**EXERCISE REQUIREMENTS:**
Find every line with the word "Ownership" and report how many there are, without any other text.

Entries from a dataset
* * * * *

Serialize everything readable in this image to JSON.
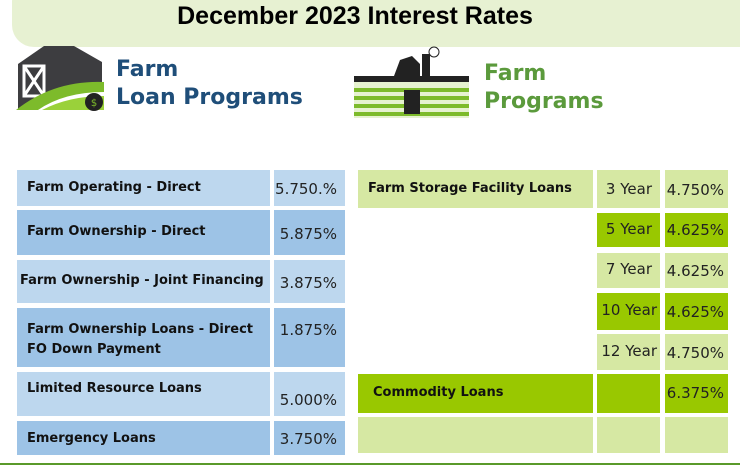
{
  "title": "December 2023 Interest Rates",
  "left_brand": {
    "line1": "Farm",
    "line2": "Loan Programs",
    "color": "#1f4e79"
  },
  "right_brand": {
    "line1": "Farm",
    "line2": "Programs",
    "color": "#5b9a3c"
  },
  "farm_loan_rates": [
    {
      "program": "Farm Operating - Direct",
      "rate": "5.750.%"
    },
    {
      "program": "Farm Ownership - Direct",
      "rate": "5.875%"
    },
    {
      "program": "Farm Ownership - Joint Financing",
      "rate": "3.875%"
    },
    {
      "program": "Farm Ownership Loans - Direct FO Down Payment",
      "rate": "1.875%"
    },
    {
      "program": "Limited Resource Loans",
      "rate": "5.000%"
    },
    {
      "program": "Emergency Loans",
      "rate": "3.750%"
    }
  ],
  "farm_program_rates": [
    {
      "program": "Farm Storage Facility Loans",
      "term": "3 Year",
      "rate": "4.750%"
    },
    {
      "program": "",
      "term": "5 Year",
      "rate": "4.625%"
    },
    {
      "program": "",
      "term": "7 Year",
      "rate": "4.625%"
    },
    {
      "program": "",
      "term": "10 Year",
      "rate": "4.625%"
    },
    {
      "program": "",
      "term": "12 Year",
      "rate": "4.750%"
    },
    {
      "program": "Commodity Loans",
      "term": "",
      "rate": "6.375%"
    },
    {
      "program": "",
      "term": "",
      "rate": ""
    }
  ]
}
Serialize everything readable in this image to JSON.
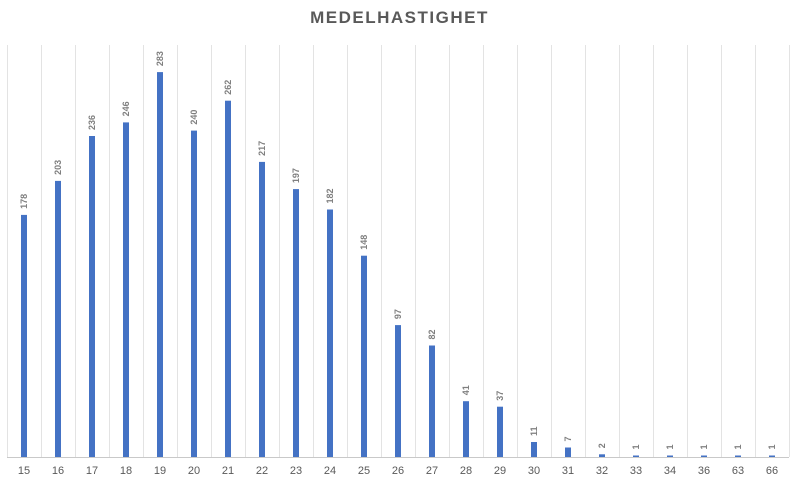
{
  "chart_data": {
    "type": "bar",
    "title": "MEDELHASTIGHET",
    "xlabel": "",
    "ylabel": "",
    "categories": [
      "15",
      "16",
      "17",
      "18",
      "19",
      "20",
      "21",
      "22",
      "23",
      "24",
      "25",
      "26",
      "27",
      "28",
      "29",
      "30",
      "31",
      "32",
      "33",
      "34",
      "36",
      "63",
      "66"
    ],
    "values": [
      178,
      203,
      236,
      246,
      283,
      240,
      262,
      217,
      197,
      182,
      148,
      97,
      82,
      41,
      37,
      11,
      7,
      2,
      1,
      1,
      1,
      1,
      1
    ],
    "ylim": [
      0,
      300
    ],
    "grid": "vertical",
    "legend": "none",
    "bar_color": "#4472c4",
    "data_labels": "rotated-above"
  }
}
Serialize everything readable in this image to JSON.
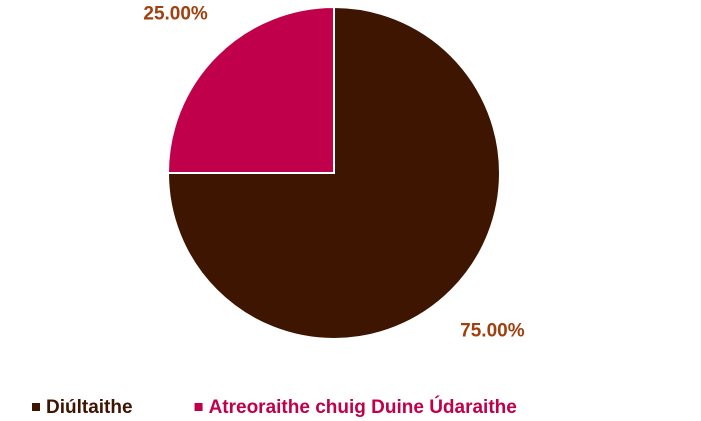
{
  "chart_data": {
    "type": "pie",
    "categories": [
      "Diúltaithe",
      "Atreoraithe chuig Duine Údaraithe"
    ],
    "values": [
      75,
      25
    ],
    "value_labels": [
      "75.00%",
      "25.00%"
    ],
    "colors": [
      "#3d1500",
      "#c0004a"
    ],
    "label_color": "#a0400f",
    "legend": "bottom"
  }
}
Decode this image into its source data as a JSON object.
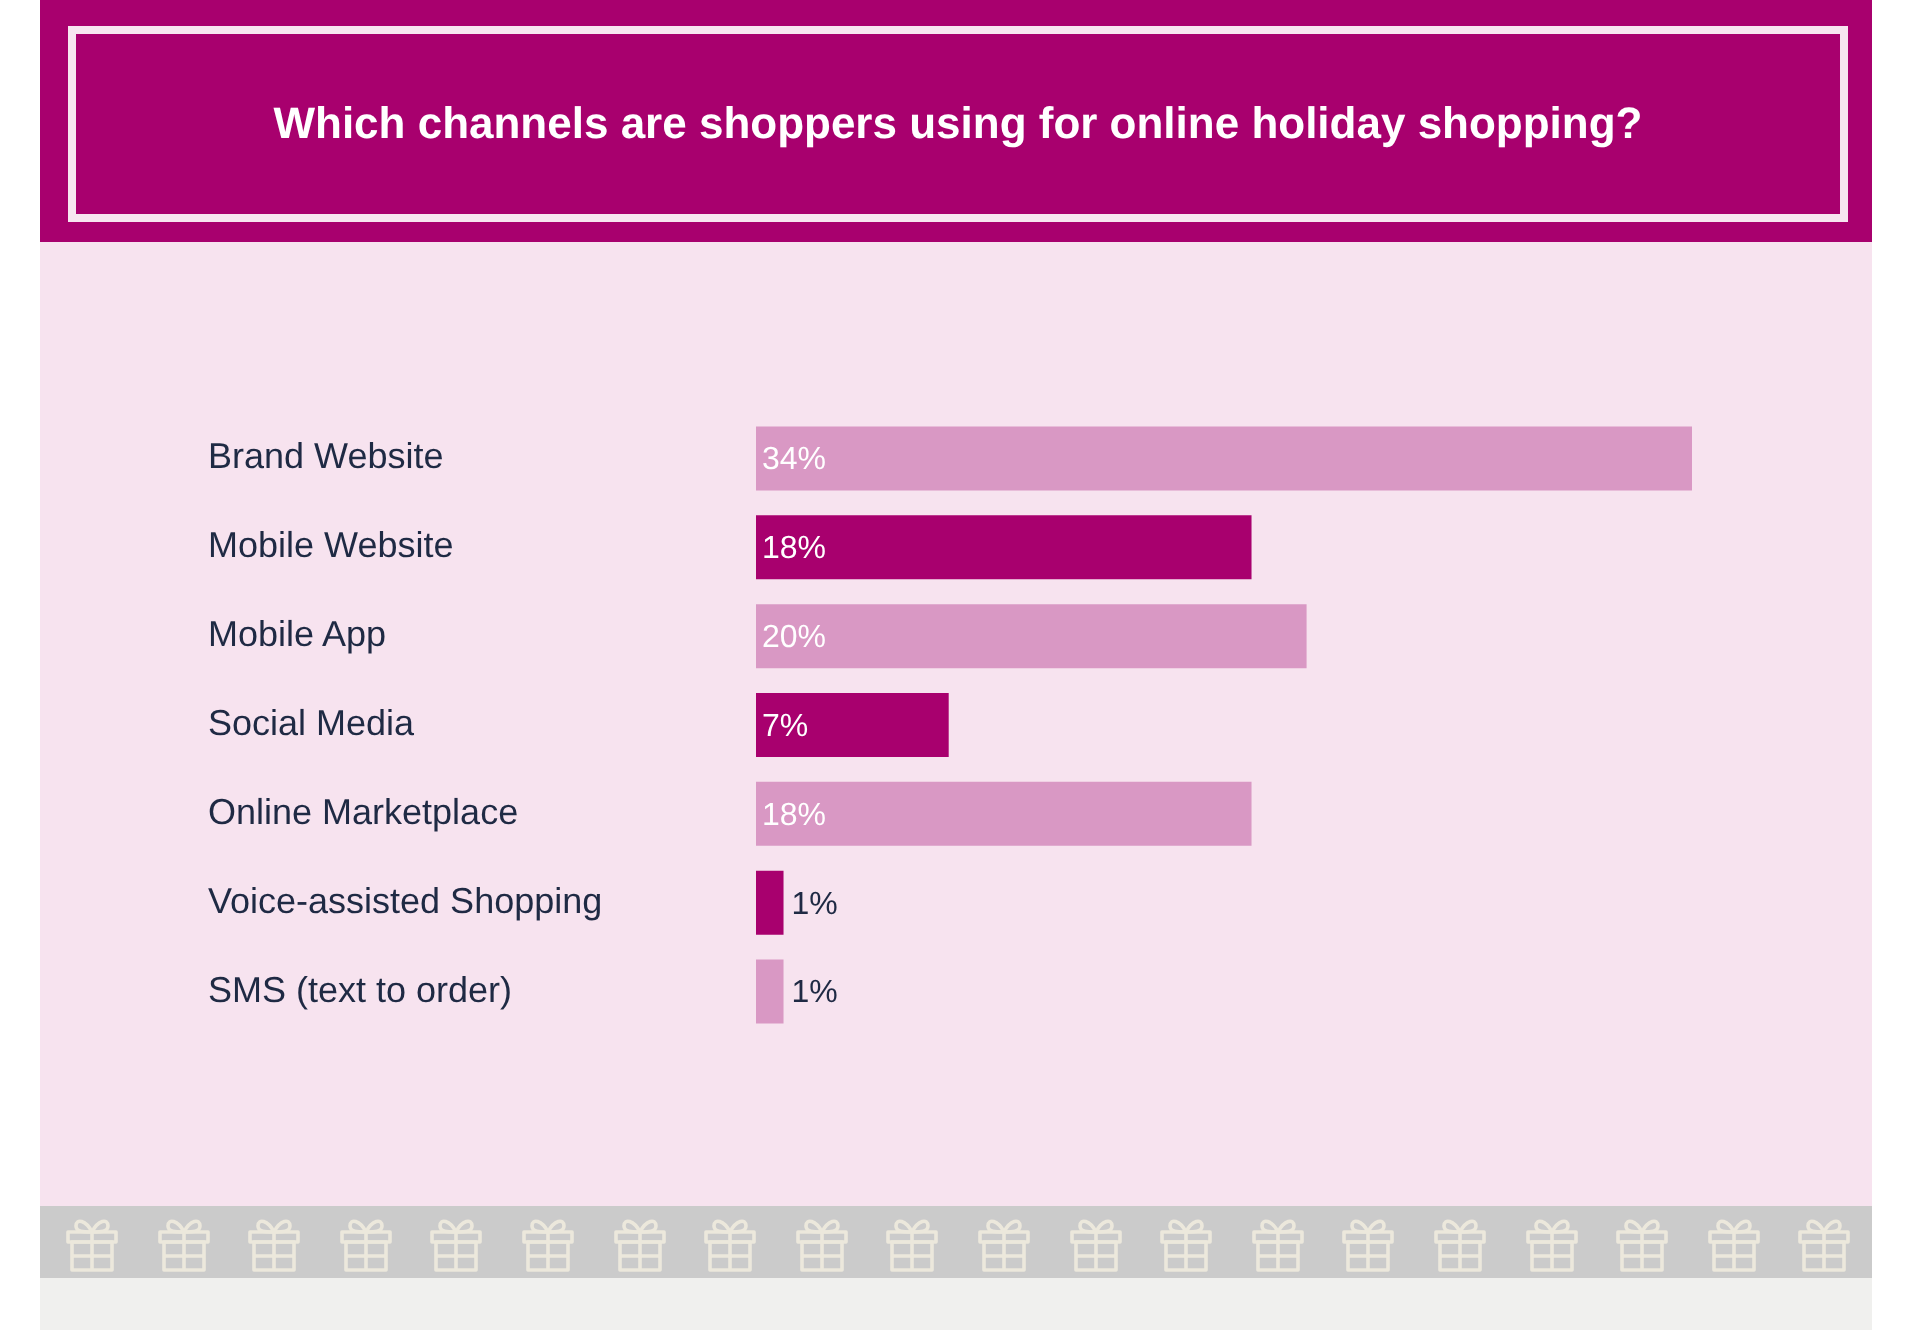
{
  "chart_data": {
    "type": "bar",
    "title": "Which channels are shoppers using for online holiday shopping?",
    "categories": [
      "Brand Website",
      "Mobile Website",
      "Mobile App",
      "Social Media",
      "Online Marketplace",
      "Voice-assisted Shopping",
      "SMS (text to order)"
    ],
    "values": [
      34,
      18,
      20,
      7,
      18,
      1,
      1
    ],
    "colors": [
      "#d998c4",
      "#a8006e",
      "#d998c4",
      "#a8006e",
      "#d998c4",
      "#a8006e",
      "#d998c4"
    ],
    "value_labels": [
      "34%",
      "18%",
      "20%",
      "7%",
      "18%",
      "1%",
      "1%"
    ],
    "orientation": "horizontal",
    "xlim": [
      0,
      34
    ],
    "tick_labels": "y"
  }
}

* * * * *

**SOLUTION TO THE PROBLEM:**
3